**Data for the task:**
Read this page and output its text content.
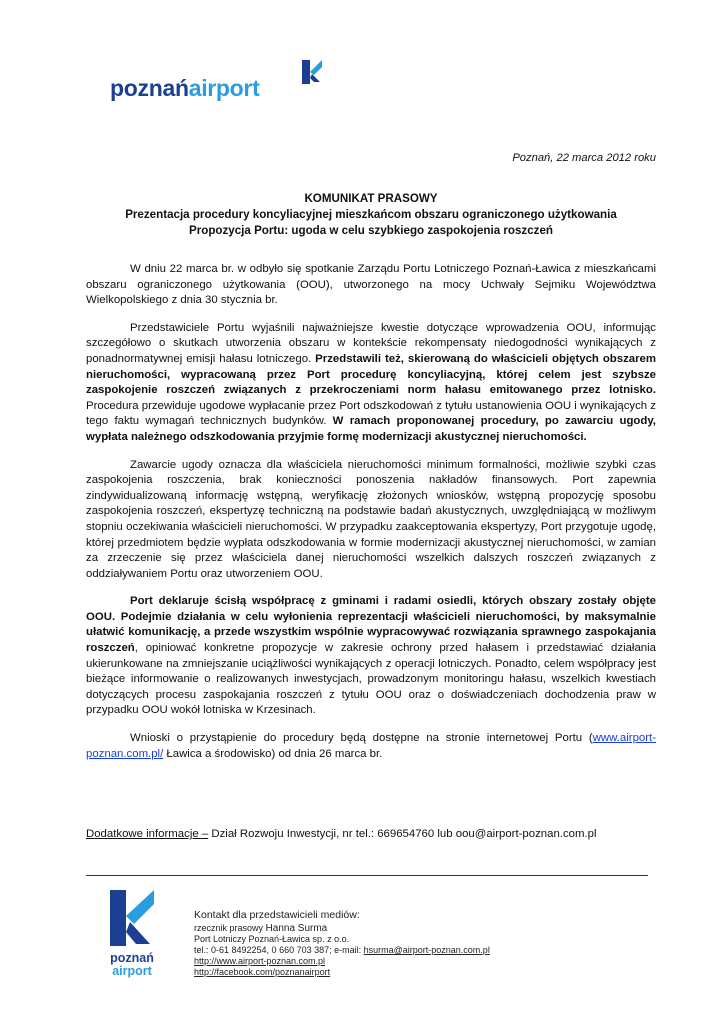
poznańairport
Poznań, 22 marca 2012 roku
KOMUNIKAT PRASOWY
Prezentacja procedury koncyliacyjnej mieszkańcom obszaru ograniczonego użytkowania
Propozycja Portu: ugoda w celu szybkiego zaspokojenia roszczeń

W dniu 22 marca br. w odbyło się spotkanie Zarządu Portu Lotniczego Poznań-Ławica z mieszkańcami obszaru ograniczonego użytkowania (OOU), utworzonego na mocy Uchwały Sejmiku Województwa Wielkopolskiego z dnia 30 stycznia br.

Przedstawiciele Portu wyjaśnili najważniejsze kwestie dotyczące wprowadzenia OOU, informując szczegółowo o skutkach utworzenia obszaru w kontekście rekompensaty niedogodności wynikających z ponadnormatywnej emisji hałasu lotniczego. Przedstawili też, skierowaną do właścicieli objętych obszarem nieruchomości, wypracowaną przez Port procedurę koncyliacyjną, której celem jest szybsze zaspokojenie roszczeń związanych z przekroczeniami norm hałasu emitowanego przez lotnisko. Procedura przewiduje ugodowe wypłacanie przez Port odszkodowań z tytułu ustanowienia OOU i wynikających z tego faktu wymagań technicznych budynków. W ramach proponowanej procedury, po zawarciu ugody, wypłata należnego odszkodowania przyjmie formę modernizacji akustycznej nieruchomości.

Zawarcie ugody oznacza dla właściciela nieruchomości minimum formalności, możliwie szybki czas zaspokojenia roszczenia, brak konieczności ponoszenia nakładów finansowych. Port zapewnia zindywidualizowaną informację wstępną, weryfikację złożonych wniosków, wstępną propozycję sposobu zaspokojenia roszczeń, ekspertyzę techniczną na podstawie badań akustycznych, uwzględniającą w możliwym stopniu oczekiwania właścicieli nieruchomości. W przypadku zaakceptowania ekspertyzy, Port przygotuje ugodę, której przedmiotem będzie wypłata odszkodowania w formie modernizacji akustycznej nieruchomości, w zamian za zrzeczenie się przez właściciela danej nieruchomości wszelkich dalszych roszczeń związanych z oddziaływaniem Portu oraz utworzeniem OOU.

Port deklaruje ścisłą współpracę z gminami i radami osiedli, których obszary zostały objęte OOU. Podejmie działania w celu wyłonienia reprezentacji właścicieli nieruchomości, by maksymalnie ułatwić komunikację, a przede wszystkim wspólnie wypracowywać rozwiązania sprawnego zaspokajania roszczeń, opiniować konkretne propozycje w zakresie ochrony przed hałasem i przedstawiać działania ukierunkowane na zmniejszanie uciążliwości wynikających z operacji lotniczych. Ponadto, celem współpracy jest bieżące informowanie o realizowanych inwestycjach, prowadzonym monitoringu hałasu, wszelkich kwestiach dotyczących procesu zaspokajania roszczeń z tytułu OOU oraz o doświadczeniach dochodzenia praw w przypadku OOU wokół lotniska w Krzesinach.

Wnioski o przystąpienie do procedury będą dostępne na stronie internetowej Portu (www.airport-poznan.com.pl/ Ławica a środowisko) od dnia 26 marca br.

Dodatkowe informacje – Dział Rozwoju Inwestycji, nr tel.: 669654760 lub oou@airport-poznan.com.pl
poznań
airport
Kontakt dla przedstawicieli mediów:
rzecznik prasowy Hanna Surma
Port Lotniczy Poznań-Ławica sp. z o.o.
tel.: 0-61 8492254, 0 660 703 387; e-mail: hsurma@airport-poznan.com.pl
http://www.airport-poznan.com.pl
http://facebook.com/poznanairport
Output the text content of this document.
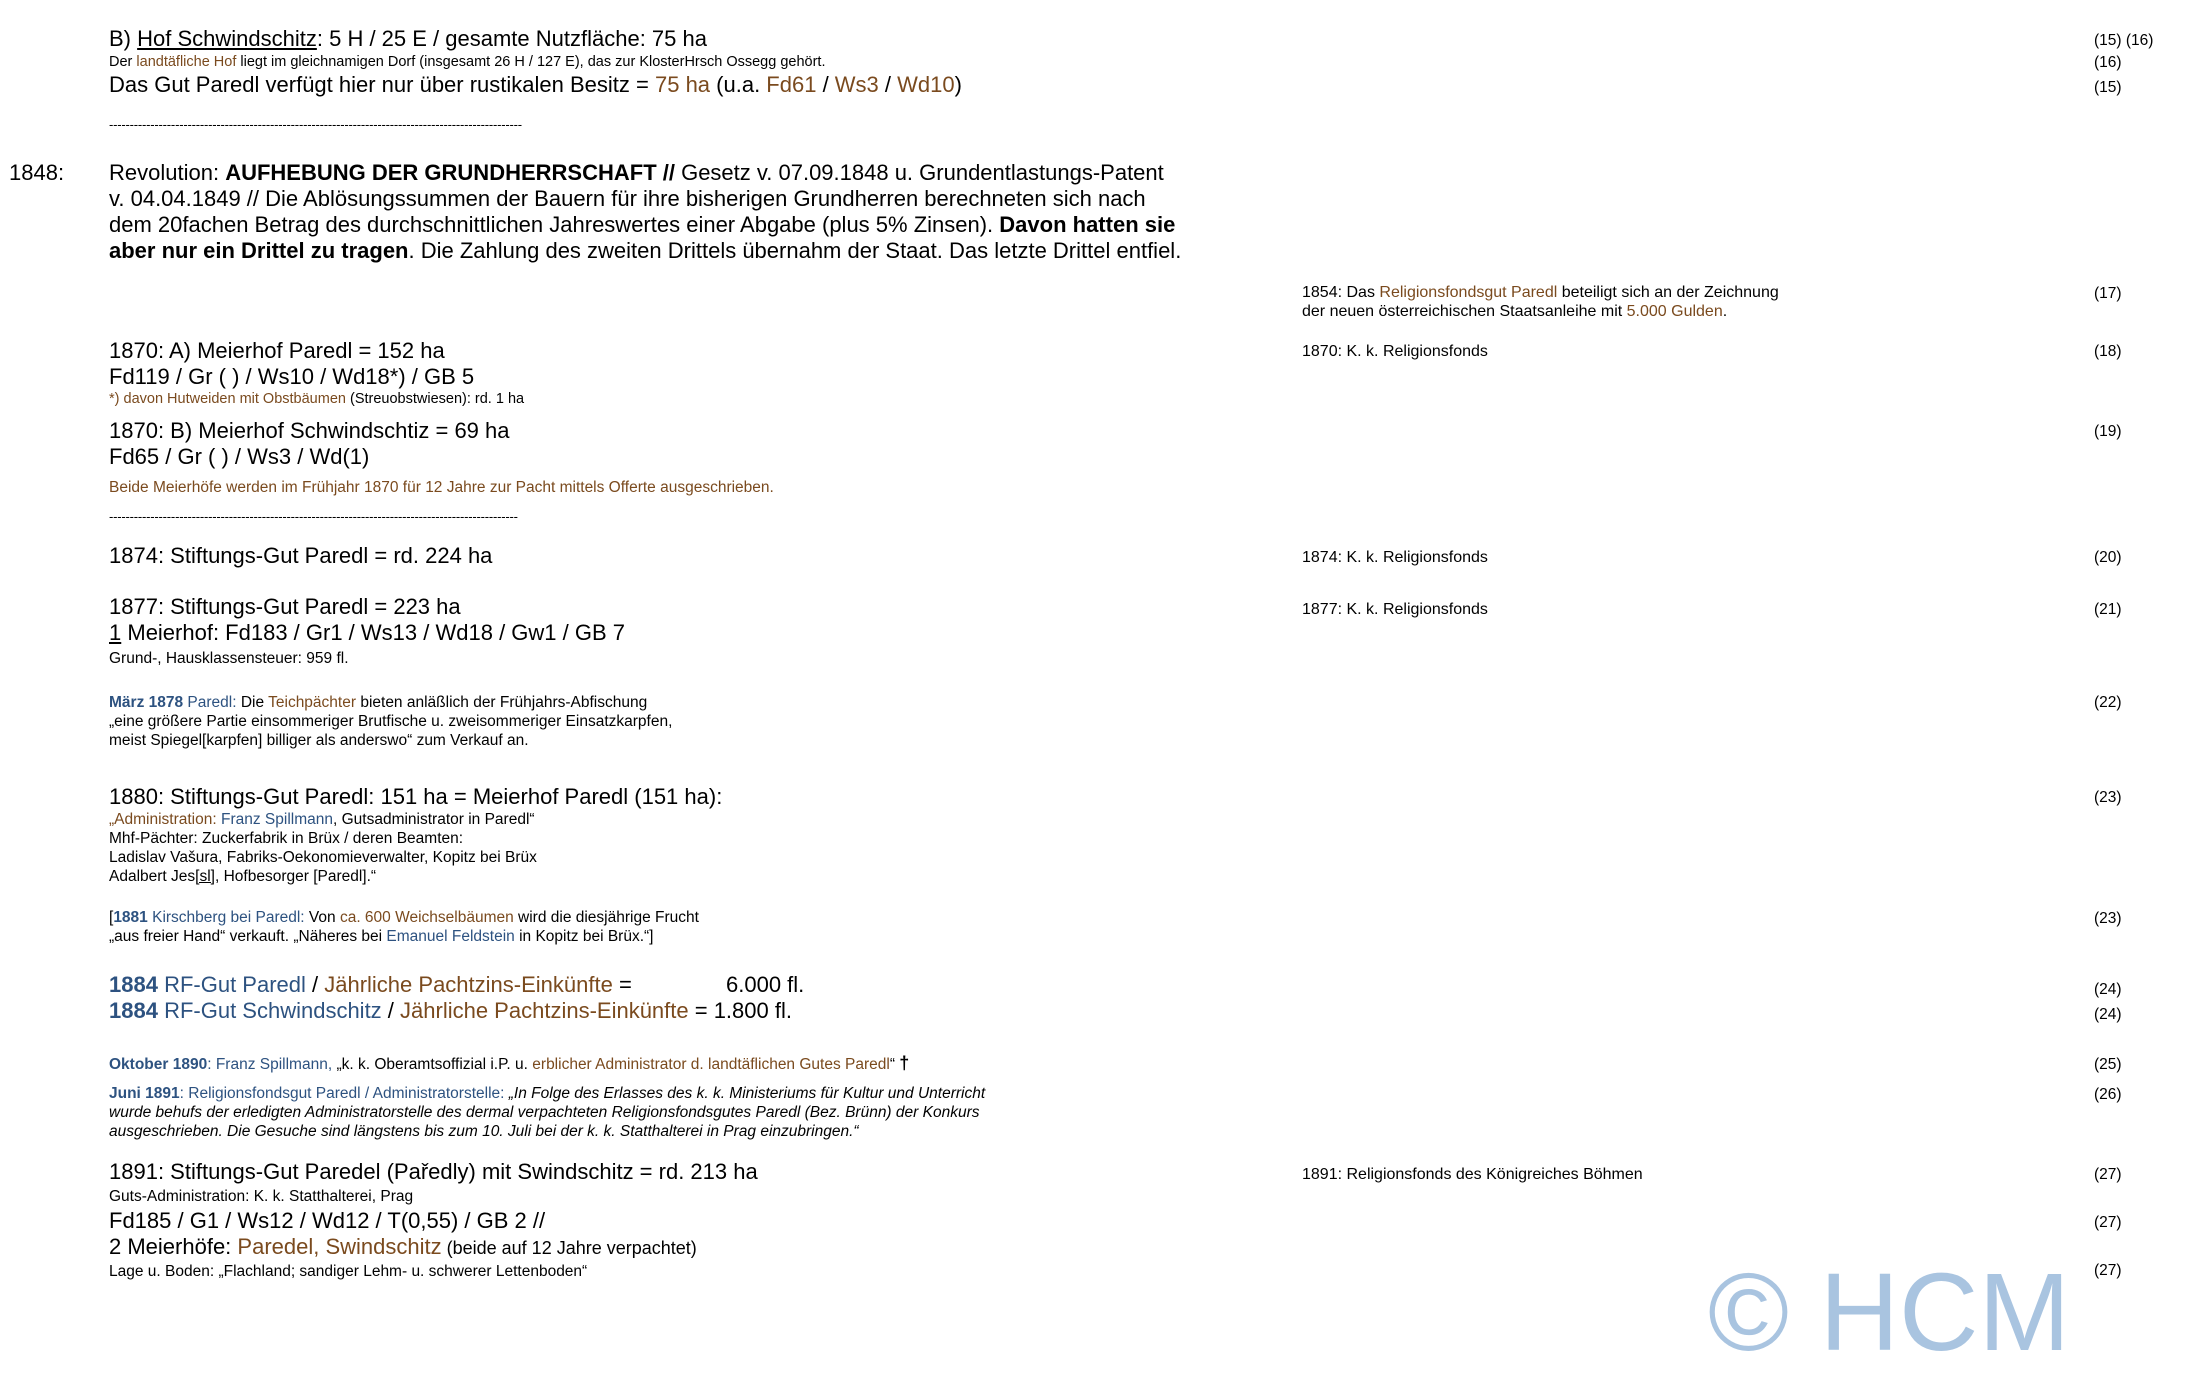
B) Hof Schwindschitz: 5 H / 25 E / gesamte Nutzfläche: 75 ha	(15) (16)
Der landtäfliche Hof liegt im gleichnamigen Dorf (insgesamt 26 H / 127 E), das zur KlosterHrsch Ossegg gehört.	(16)
Das Gut Paredl verfügt hier nur über rustikalen Besitz = 75 ha (u.a. Fd61 / Ws3 / Wd10)	(15)
----------------------------------------------------------------------------------------------------
1848: Revolution: AUFHEBUNG DER GRUNDHERRSCHAFT // Gesetz v. 07.09.1848 u. Grundentlastungs-Patent
v. 04.04.1849 // Die Ablösungssummen der Bauern für ihre bisherigen Grundherren berechneten sich nach
dem 20fachen Betrag des durchschnittlichen Jahreswertes einer Abgabe (plus 5% Zinsen). Davon hatten sie
aber nur ein Drittel zu tragen. Die Zahlung des zweiten Drittels übernahm der Staat. Das letzte Drittel entfiel.
1854: Das Religionsfondsgut Paredl beteiligt sich an der Zeichnung
der neuen österreichischen Staatsanleihe mit 5.000 Gulden.
(17)
1870: A) Meierhof Paredl = 152 ha
Fd119 / Gr ( ) / Ws10 / Wd18*) / GB 5
*) davon Hutweiden mit Obstbäumen (Streuobstwiesen): rd. 1 ha
1870: K. k. Religionsfonds	(18)
1870: B) Meierhof Schwindschtiz = 69 ha
Fd65 / Gr ( ) / Ws3 / Wd(1)
Beide Meierhöfe werden im Frühjahr 1870 für 12 Jahre zur Pacht mittels Offerte ausgeschrieben.
(19)
---------------------------------------------------------------------------------------------------
1874: Stiftungs-Gut Paredl = rd. 224 ha	1874: K. k. Religionsfonds	(20)
1877: Stiftungs-Gut Paredl = 223 ha
1 Meierhof: Fd183 / Gr1 / Ws13 / Wd18 / Gw1 / GB 7
Grund-, Hausklassensteuer: 959 fl.
1877: K. k. Religionsfonds	(21)
März 1878 Paredl: Die Teichpächter bieten anläßlich der Frühjahrs-Abfischung
„eine größere Partie einsommeriger Brutfische u. zweisommeriger Einsatzkarpfen,
meist Spiegel[karpfen] billiger als anderswo“ zum Verkauf an.
(22)
1880: Stiftungs-Gut Paredl: 151 ha = Meierhof Paredl (151 ha):
„Administration: Franz Spillmann, Gutsadministrator in Paredl“
Mhf-Pächter: Zuckerfabrik in Brüx / deren Beamten:
Ladislav Vašura, Fabriks-Oekonomieverwalter, Kopitz bei Brüx
Adalbert Jes[sl], Hofbesorger [Paredl].“
(23)
[1881 Kirschberg bei Paredl: Von ca. 600 Weichselbäumen wird die diesjährige Frucht
„aus freier Hand“ verkauft. „Näheres bei Emanuel Feldstein in Kopitz bei Brüx.“]
(23)
1884 RF-Gut Paredl / Jährliche Pachtzins-Einkünfte =	6.000 fl.
1884 RF-Gut Schwindschitz / Jährliche Pachtzins-Einkünfte = 1.800 fl.
(24)
(24)
Oktober 1890: Franz Spillmann, „k. k. Oberamtsoffizial i.P. u. erblicher Administrator d. landtäflichen Gutes Paredl“ †	(25)
Juni 1891: Religionsfondsgut Paredl / Administratorstelle: „In Folge des Erlasses des k. k. Ministeriums für Kultur und Unterricht
wurde behufs der erledigten Administratorstelle des dermal verpachteten Religionsfondsgutes Paredl (Bez. Brünn) der Konkurs
ausgeschrieben. Die Gesuche sind längstens bis zum 10. Juli bei der k. k. Statthalterei in Prag einzubringen.“
(26)
1891: Stiftungs-Gut Paredel (Paředly) mit Swindschitz = rd. 213 ha
Guts-Administration: K. k. Statthalterei, Prag
Fd185 / G1 / Ws12 / Wd12 / T(0,55) / GB 2 //
2 Meierhöfe: Paredel, Swindschitz (beide auf 12 Jahre verpachtet)
Lage u. Boden: „Flachland; sandiger Lehm- u. schwerer Lettenboden“
1891: Religionsfonds des Königreiches Böhmen	(27)
(27)
(27)
© HCM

**Directions:**
Reproduce the material above verbatim; omit every picture.

**Expected answer:**
Read this page and output its text content.
poznańairport
Poznań, 22 marca 2012 roku
KOMUNIKAT PRASOWY
Prezentacja procedury koncyliacyjnej mieszkańcom obszaru ograniczonego użytkowania
Propozycja Portu: ugoda w celu szybkiego zaspokojenia roszczeń

W dniu 22 marca br. w odbyło się spotkanie Zarządu Portu Lotniczego Poznań-Ławica z mieszkańcami obszaru ograniczonego użytkowania (OOU), utworzonego na mocy Uchwały Sejmiku Województwa Wielkopolskiego z dnia 30 stycznia br.

Przedstawiciele Portu wyjaśnili najważniejsze kwestie dotyczące wprowadzenia OOU, informując szczegółowo o skutkach utworzenia obszaru w kontekście rekompensaty niedogodności wynikających z ponadnormatywnej emisji hałasu lotniczego. Przedstawili też, skierowaną do właścicieli objętych obszarem nieruchomości, wypracowaną przez Port procedurę koncyliacyjną, której celem jest szybsze zaspokojenie roszczeń związanych z przekroczeniami norm hałasu emitowanego przez lotnisko. Procedura przewiduje ugodowe wypłacanie przez Port odszkodowań z tytułu ustanowienia OOU i wynikających z tego faktu wymagań technicznych budynków. W ramach proponowanej procedury, po zawarciu ugody, wypłata należnego odszkodowania przyjmie formę modernizacji akustycznej nieruchomości.

Zawarcie ugody oznacza dla właściciela nieruchomości minimum formalności, możliwie szybki czas zaspokojenia roszczenia, brak konieczności ponoszenia nakładów finansowych. Port zapewnia zindywidualizowaną informację wstępną, weryfikację złożonych wniosków, wstępną propozycję sposobu zaspokojenia roszczeń, ekspertyzę techniczną na podstawie badań akustycznych, uwzględniającą w możliwym stopniu oczekiwania właścicieli nieruchomości. W przypadku zaakceptowania ekspertyzy, Port przygotuje ugodę, której przedmiotem będzie wypłata odszkodowania w formie modernizacji akustycznej nieruchomości, w zamian za zrzeczenie się przez właściciela danej nieruchomości wszelkich dalszych roszczeń związanych z oddziaływaniem Portu oraz utworzeniem OOU.

Port deklaruje ścisłą współpracę z gminami i radami osiedli, których obszary zostały objęte OOU. Podejmie działania w celu wyłonienia reprezentacji właścicieli nieruchomości, by maksymalnie ułatwić komunikację, a przede wszystkim wspólnie wypracowywać rozwiązania sprawnego zaspokajania roszczeń, opiniować konkretne propozycje w zakresie ochrony przed hałasem i przedstawiać działania ukierunkowane na zmniejszanie uciążliwości wynikających z operacji lotniczych. Ponadto, celem współpracy jest bieżące informowanie o realizowanych inwestycjach, prowadzonym monitoringu hałasu, wszelkich kwestiach dotyczących procesu zaspokajania roszczeń z tytułu OOU oraz o doświadczeniach dochodzenia praw w przypadku OOU wokół lotniska w Krzesinach.

Wnioski o przystąpienie do procedury będą dostępne na stronie internetowej Portu (www.airport-poznan.com.pl/ Ławica a środowisko) od dnia 26 marca br.

Dodatkowe informacje – Dział Rozwoju Inwestycji, nr tel.: 669654760 lub oou@airport-poznan.com.pl
poznań
airport
Kontakt dla przedstawicieli mediów:
rzecznik prasowy Hanna Surma
Port Lotniczy Poznań-Ławica sp. z o.o.
tel.: 0-61 8492254, 0 660 703 387; e-mail: hsurma@airport-poznan.com.pl
http://www.airport-poznan.com.pl
http://facebook.com/poznanairport
Output the text content of this document.
B) Hof Schwindschitz: 5 H / 25 E / gesamte Nutzfläche: 75 ha	(15) (16)
Der landtäfliche Hof liegt im gleichnamigen Dorf (insgesamt 26 H / 127 E), das zur KlosterHrsch Ossegg gehört.	(16)
Das Gut Paredl verfügt hier nur über rustikalen Besitz = 75 ha (u.a. Fd61 / Ws3 / Wd10)	(15)
----------------------------------------------------------------------------------------------------
1848: Revolution: AUFHEBUNG DER GRUNDHERRSCHAFT // Gesetz v. 07.09.1848 u. Grundentlastungs-Patent
v. 04.04.1849 // Die Ablösungssummen der Bauern für ihre bisherigen Grundherren berechneten sich nach
dem 20fachen Betrag des durchschnittlichen Jahreswertes einer Abgabe (plus 5% Zinsen). Davon hatten sie
aber nur ein Drittel zu tragen. Die Zahlung des zweiten Drittels übernahm der Staat. Das letzte Drittel entfiel.
1854: Das Religionsfondsgut Paredl beteiligt sich an der Zeichnung
der neuen österreichischen Staatsanleihe mit 5.000 Gulden.
(17)
1870: A) Meierhof Paredl = 152 ha
Fd119 / Gr ( ) / Ws10 / Wd18*) / GB 5
*) davon Hutweiden mit Obstbäumen (Streuobstwiesen): rd. 1 ha
1870: K. k. Religionsfonds	(18)
1870: B) Meierhof Schwindschtiz = 69 ha
Fd65 / Gr ( ) / Ws3 / Wd(1)
Beide Meierhöfe werden im Frühjahr 1870 für 12 Jahre zur Pacht mittels Offerte ausgeschrieben.
(19)
---------------------------------------------------------------------------------------------------
1874: Stiftungs-Gut Paredl = rd. 224 ha	1874: K. k. Religionsfonds	(20)
1877: Stiftungs-Gut Paredl = 223 ha
1 Meierhof: Fd183 / Gr1 / Ws13 / Wd18 / Gw1 / GB 7
Grund-, Hausklassensteuer: 959 fl.
1877: K. k. Religionsfonds	(21)
März 1878 Paredl: Die Teichpächter bieten anläßlich der Frühjahrs-Abfischung
„eine größere Partie einsommeriger Brutfische u. zweisommeriger Einsatzkarpfen,
meist Spiegel[karpfen] billiger als anderswo“ zum Verkauf an.
(22)
1880: Stiftungs-Gut Paredl: 151 ha = Meierhof Paredl (151 ha):
„Administration: Franz Spillmann, Gutsadministrator in Paredl“
Mhf-Pächter: Zuckerfabrik in Brüx / deren Beamten:
Ladislav Vašura, Fabriks-Oekonomieverwalter, Kopitz bei Brüx
Adalbert Jes[sl], Hofbesorger [Paredl].“
(23)
[1881 Kirschberg bei Paredl: Von ca. 600 Weichselbäumen wird die diesjährige Frucht
„aus freier Hand“ verkauft. „Näheres bei Emanuel Feldstein in Kopitz bei Brüx.“]
(23)
1884 RF-Gut Paredl / Jährliche Pachtzins-Einkünfte =	6.000 fl.
1884 RF-Gut Schwindschitz / Jährliche Pachtzins-Einkünfte = 1.800 fl.
(24)
(24)
Oktober 1890: Franz Spillmann, „k. k. Oberamtsoffizial i.P. u. erblicher Administrator d. landtäflichen Gutes Paredl“ †	(25)
Juni 1891: Religionsfondsgut Paredl / Administratorstelle: „In Folge des Erlasses des k. k. Ministeriums für Kultur und Unterricht
wurde behufs der erledigten Administratorstelle des dermal verpachteten Religionsfondsgutes Paredl (Bez. Brünn) der Konkurs
ausgeschrieben. Die Gesuche sind längstens bis zum 10. Juli bei der k. k. Statthalterei in Prag einzubringen.“
(26)
1891: Stiftungs-Gut Paredel (Paředly) mit Swindschitz = rd. 213 ha
Guts-Administration: K. k. Statthalterei, Prag
Fd185 / G1 / Ws12 / Wd12 / T(0,55) / GB 2 //
2 Meierhöfe: Paredel, Swindschitz (beide auf 12 Jahre verpachtet)
Lage u. Boden: „Flachland; sandiger Lehm- u. schwerer Lettenboden“
1891: Religionsfonds des Königreiches Böhmen	(27)
(27)
(27)
© HCM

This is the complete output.